_Dataset entries:_
● ● ● ● ●

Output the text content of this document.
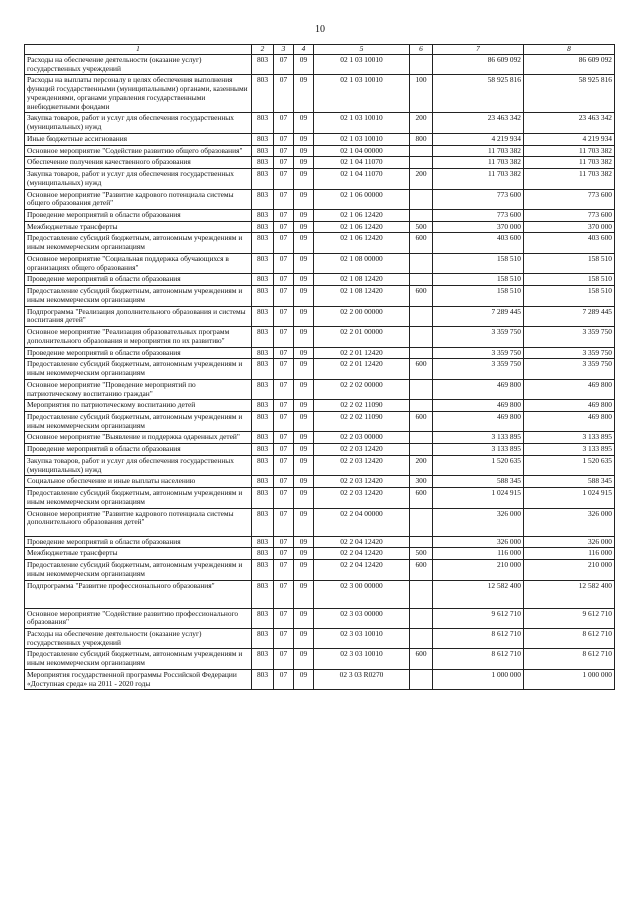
10
1	2	3	4	5	6	7	8
Расходы на обеспечение деятельности (оказание услуг) государственных учреждений	803	07	09	02 1 03 10010		86 609 092	86 609 092
Расходы на выплаты персоналу в целях обеспечения выполнения функций государственными (муниципальными) органами, казенными учреждениями, органами управления государственными внебюджетными фондами	803	07	09	02 1 03 10010	100	58 925 816	58 925 816
Закупка товаров, работ и услуг для обеспечения государственных (муниципальных) нужд	803	07	09	02 1 03 10010	200	23 463 342	23 463 342
Иные бюджетные ассигнования	803	07	09	02 1 03 10010	800	4 219 934	4 219 934
Основное мероприятие "Содействие развитию общего образования"	803	07	09	02 1 04 00000		11 703 382	11 703 382
Обеспечение получения качественного образования	803	07	09	02 1 04 11070		11 703 382	11 703 382
Закупка товаров, работ и услуг для обеспечения государственных (муниципальных) нужд	803	07	09	02 1 04 11070	200	11 703 382	11 703 382
Основное мероприятие "Развитие кадрового потенциала системы общего образования детей"	803	07	09	02 1 06 00000		773 600	773 600
Проведение мероприятий в области образования	803	07	09	02 1 06 12420		773 600	773 600
Межбюджетные трансферты	803	07	09	02 1 06 12420	500	370 000	370 000
Предоставление субсидий бюджетным, автономным учреждениям и иным некоммерческим организациям	803	07	09	02 1 06 12420	600	403 600	403 600
Основное мероприятие "Социальная поддержка обучающихся в организациях общего образования"	803	07	09	02 1 08 00000		158 510	158 510
Проведение мероприятий в области образования	803	07	09	02 1 08 12420		158 510	158 510
Предоставление субсидий бюджетным, автономным учреждениям и иным некоммерческим организациям	803	07	09	02 1 08 12420	600	158 510	158 510
Подпрограмма "Реализация дополнительного образования и системы воспитания детей"	803	07	09	02 2 00 00000		7 289 445	7 289 445
Основное мероприятие "Реализация образовательных программ дополнительного образования и мероприятия по их развитию"	803	07	09	02 2 01 00000		3 359 750	3 359 750
Проведение мероприятий в области образования	803	07	09	02 2 01 12420		3 359 750	3 359 750
Предоставление субсидий бюджетным, автономным учреждениям и иным некоммерческим организациям	803	07	09	02 2 01 12420	600	3 359 750	3 359 750
Основное мероприятие "Проведение мероприятий по патриотическому воспитанию граждан"	803	07	09	02 2 02 00000		469 800	469 800
Мероприятия по патриотическому воспитанию детей	803	07	09	02 2 02 11090		469 800	469 800
Предоставление субсидий бюджетным, автономным учреждениям и иным некоммерческим организациям	803	07	09	02 2 02 11090	600	469 800	469 800
Основное мероприятие "Выявление и поддержка одаренных детей"	803	07	09	02 2 03 00000		3 133 895	3 133 895
Проведение мероприятий в области образования	803	07	09	02 2 03 12420		3 133 895	3 133 895
Закупка товаров, работ и услуг для обеспечения государственных (муниципальных) нужд	803	07	09	02 2 03 12420	200	1 520 635	1 520 635
Социальное обеспечение и иные выплаты населению	803	07	09	02 2 03 12420	300	588 345	588 345
Предоставление субсидий бюджетным, автономным учреждениям и иным некоммерческим организациям	803	07	09	02 2 03 12420	600	1 024 915	1 024 915
Основное мероприятие "Развитие кадрового потенциала системы дополнительного образования детей"	803	07	09	02 2 04 00000		326 000	326 000
Проведение мероприятий в области образования	803	07	09	02 2 04 12420		326 000	326 000
Межбюджетные трансферты	803	07	09	02 2 04 12420	500	116 000	116 000
Предоставление субсидий бюджетным, автономным учреждениям и иным некоммерческим организациям	803	07	09	02 2 04 12420	600	210 000	210 000
Подпрограмма "Развитие профессионального образования"	803	07	09	02 3 00 00000		12 582 400	12 582 400
Основное мероприятие "Содействие развитию профессионального образования"	803	07	09	02 3 03 00000		9 612 710	9 612 710
Расходы на обеспечение деятельности (оказание услуг) государственных учреждений	803	07	09	02 3 03 10010		8 612 710	8 612 710
Предоставление субсидий бюджетным, автономным учреждениям и иным некоммерческим организациям	803	07	09	02 3 03 10010	600	8 612 710	8 612 710
Мероприятия государственной программы Российской Федерации «Доступная среда» на 2011 - 2020 годы	803	07	09	02 3 03 R0270		1 000 000	1 000 000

● ● ● ● ●

_What the task requires:_ Replicate the material above verbatim; images stay out of the copy.

_Solution to the problem:_
Output the text content of this document.
10
1	2	3	4	5	6	7	8
Расходы на обеспечение деятельности (оказание услуг) государственных учреждений	803	07	09	02 1 03 10010		86 609 092	86 609 092
Расходы на выплаты персоналу в целях обеспечения выполнения функций государственными (муниципальными) органами, казенными учреждениями, органами управления государственными внебюджетными фондами	803	07	09	02 1 03 10010	100	58 925 816	58 925 816
Закупка товаров, работ и услуг для обеспечения государственных (муниципальных) нужд	803	07	09	02 1 03 10010	200	23 463 342	23 463 342
Иные бюджетные ассигнования	803	07	09	02 1 03 10010	800	4 219 934	4 219 934
Основное мероприятие "Содействие развитию общего образования"	803	07	09	02 1 04 00000		11 703 382	11 703 382
Обеспечение получения качественного образования	803	07	09	02 1 04 11070		11 703 382	11 703 382
Закупка товаров, работ и услуг для обеспечения государственных (муниципальных) нужд	803	07	09	02 1 04 11070	200	11 703 382	11 703 382
Основное мероприятие "Развитие кадрового потенциала системы общего образования детей"	803	07	09	02 1 06 00000		773 600	773 600
Проведение мероприятий в области образования	803	07	09	02 1 06 12420		773 600	773 600
Межбюджетные трансферты	803	07	09	02 1 06 12420	500	370 000	370 000
Предоставление субсидий бюджетным, автономным учреждениям и иным некоммерческим организациям	803	07	09	02 1 06 12420	600	403 600	403 600
Основное мероприятие "Социальная поддержка обучающихся в организациях общего образования"	803	07	09	02 1 08 00000		158 510	158 510
Проведение мероприятий в области образования	803	07	09	02 1 08 12420		158 510	158 510
Предоставление субсидий бюджетным, автономным учреждениям и иным некоммерческим организациям	803	07	09	02 1 08 12420	600	158 510	158 510
Подпрограмма "Реализация дополнительного образования и системы воспитания детей"	803	07	09	02 2 00 00000		7 289 445	7 289 445
Основное мероприятие "Реализация образовательных программ дополнительного образования и мероприятия по их развитию"	803	07	09	02 2 01 00000		3 359 750	3 359 750
Проведение мероприятий в области образования	803	07	09	02 2 01 12420		3 359 750	3 359 750
Предоставление субсидий бюджетным, автономным учреждениям и иным некоммерческим организациям	803	07	09	02 2 01 12420	600	3 359 750	3 359 750
Основное мероприятие "Проведение мероприятий по патриотическому воспитанию граждан"	803	07	09	02 2 02 00000		469 800	469 800
Мероприятия по патриотическому воспитанию детей	803	07	09	02 2 02 11090		469 800	469 800
Предоставление субсидий бюджетным, автономным учреждениям и иным некоммерческим организациям	803	07	09	02 2 02 11090	600	469 800	469 800
Основное мероприятие "Выявление и поддержка одаренных детей"	803	07	09	02 2 03 00000		3 133 895	3 133 895
Проведение мероприятий в области образования	803	07	09	02 2 03 12420		3 133 895	3 133 895
Закупка товаров, работ и услуг для обеспечения государственных (муниципальных) нужд	803	07	09	02 2 03 12420	200	1 520 635	1 520 635
Социальное обеспечение и иные выплаты населению	803	07	09	02 2 03 12420	300	588 345	588 345
Предоставление субсидий бюджетным, автономным учреждениям и иным некоммерческим организациям	803	07	09	02 2 03 12420	600	1 024 915	1 024 915
Основное мероприятие "Развитие кадрового потенциала системы дополнительного образования детей"	803	07	09	02 2 04 00000		326 000	326 000
Проведение мероприятий в области образования	803	07	09	02 2 04 12420		326 000	326 000
Межбюджетные трансферты	803	07	09	02 2 04 12420	500	116 000	116 000
Предоставление субсидий бюджетным, автономным учреждениям и иным некоммерческим организациям	803	07	09	02 2 04 12420	600	210 000	210 000
Подпрограмма "Развитие профессионального образования"	803	07	09	02 3 00 00000		12 582 400	12 582 400
Основное мероприятие "Содействие развитию профессионального образования"	803	07	09	02 3 03 00000		9 612 710	9 612 710
Расходы на обеспечение деятельности (оказание услуг) государственных учреждений	803	07	09	02 3 03 10010		8 612 710	8 612 710
Предоставление субсидий бюджетным, автономным учреждениям и иным некоммерческим организациям	803	07	09	02 3 03 10010	600	8 612 710	8 612 710
Мероприятия государственной программы Российской Федерации «Доступная среда» на 2011 - 2020 годы	803	07	09	02 3 03 R0270		1 000 000	1 000 000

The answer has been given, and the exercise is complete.